▶ Assigned task
What lines in the entries below contain the word "lesions"? Copy all of them.

▶ Listed records
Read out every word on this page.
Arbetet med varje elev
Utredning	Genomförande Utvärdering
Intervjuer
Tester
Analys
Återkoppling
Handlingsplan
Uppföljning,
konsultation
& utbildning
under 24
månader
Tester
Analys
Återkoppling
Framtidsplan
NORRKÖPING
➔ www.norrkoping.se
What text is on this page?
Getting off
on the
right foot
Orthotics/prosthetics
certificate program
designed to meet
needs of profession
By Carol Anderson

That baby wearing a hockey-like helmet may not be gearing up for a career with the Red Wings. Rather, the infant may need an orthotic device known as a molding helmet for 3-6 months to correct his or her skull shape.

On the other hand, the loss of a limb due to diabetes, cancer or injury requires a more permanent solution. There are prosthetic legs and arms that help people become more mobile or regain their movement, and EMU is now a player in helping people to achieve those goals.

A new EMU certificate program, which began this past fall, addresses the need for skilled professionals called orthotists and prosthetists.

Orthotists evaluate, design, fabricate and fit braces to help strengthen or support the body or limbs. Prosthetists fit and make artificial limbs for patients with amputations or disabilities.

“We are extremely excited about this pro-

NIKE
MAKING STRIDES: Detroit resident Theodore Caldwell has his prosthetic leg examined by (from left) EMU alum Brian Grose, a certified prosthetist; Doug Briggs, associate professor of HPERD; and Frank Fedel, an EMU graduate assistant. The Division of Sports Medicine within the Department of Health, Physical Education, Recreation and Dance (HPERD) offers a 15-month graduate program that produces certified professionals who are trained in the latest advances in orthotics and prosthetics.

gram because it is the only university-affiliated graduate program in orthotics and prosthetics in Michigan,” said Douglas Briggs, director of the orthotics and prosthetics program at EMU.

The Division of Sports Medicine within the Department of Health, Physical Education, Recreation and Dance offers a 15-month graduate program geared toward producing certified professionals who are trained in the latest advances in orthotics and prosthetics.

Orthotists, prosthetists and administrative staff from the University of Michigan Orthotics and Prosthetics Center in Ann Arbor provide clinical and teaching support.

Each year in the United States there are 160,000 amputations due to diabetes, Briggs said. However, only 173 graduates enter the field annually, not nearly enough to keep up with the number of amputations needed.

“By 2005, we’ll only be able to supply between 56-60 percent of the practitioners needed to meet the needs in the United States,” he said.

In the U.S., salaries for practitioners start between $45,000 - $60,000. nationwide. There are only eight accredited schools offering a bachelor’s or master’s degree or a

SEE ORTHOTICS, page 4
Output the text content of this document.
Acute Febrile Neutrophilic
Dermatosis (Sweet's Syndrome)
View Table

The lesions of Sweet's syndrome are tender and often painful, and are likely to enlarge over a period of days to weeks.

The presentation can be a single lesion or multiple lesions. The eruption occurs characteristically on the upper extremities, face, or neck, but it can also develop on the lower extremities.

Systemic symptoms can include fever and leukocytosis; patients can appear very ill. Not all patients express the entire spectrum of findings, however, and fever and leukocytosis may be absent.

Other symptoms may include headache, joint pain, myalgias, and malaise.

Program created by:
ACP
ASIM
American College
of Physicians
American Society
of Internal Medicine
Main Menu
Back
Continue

▶ Reply to the task
The lesions of Sweet's syndrome are tender and often painful, and are likely to enlarge over a period of days to weeks.
The presentation can be a single lesion or multiple lesions. The eruption occurs characteristically on the upper extremities, face, or neck, but it can also develop on the lower extremities.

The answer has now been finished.